» **Dataset records**
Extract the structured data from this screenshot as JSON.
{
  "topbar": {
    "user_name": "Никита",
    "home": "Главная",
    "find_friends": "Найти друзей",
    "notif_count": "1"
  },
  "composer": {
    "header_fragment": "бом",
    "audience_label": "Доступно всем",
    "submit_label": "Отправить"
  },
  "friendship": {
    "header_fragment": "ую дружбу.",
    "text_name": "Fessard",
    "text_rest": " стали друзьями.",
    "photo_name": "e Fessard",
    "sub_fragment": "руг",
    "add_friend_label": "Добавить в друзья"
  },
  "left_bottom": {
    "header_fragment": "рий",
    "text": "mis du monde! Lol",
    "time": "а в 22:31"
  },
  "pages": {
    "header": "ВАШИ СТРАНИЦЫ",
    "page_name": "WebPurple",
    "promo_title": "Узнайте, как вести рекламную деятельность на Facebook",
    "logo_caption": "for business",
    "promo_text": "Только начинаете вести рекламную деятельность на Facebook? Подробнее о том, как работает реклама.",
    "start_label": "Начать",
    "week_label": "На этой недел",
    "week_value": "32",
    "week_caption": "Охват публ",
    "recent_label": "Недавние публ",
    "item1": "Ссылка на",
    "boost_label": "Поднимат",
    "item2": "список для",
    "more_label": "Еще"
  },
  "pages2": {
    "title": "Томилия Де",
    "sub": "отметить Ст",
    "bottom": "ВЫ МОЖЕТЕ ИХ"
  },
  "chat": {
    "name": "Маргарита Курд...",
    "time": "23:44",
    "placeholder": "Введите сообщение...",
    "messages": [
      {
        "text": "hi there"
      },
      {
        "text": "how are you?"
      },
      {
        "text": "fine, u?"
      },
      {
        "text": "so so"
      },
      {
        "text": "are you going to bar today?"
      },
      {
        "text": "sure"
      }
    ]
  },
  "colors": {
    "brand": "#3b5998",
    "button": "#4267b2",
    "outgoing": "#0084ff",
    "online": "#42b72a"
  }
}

» **Exercise objective**
Copy every line above in which the string "вести" shows up.

» **Final answer**
    "promo_title": "Узнайте, как вести рекламную деятельность на Facebook",
    "promo_text": "Только начинаете вести рекламную деятельность на Facebook? Подробнее о том, как работает реклама.",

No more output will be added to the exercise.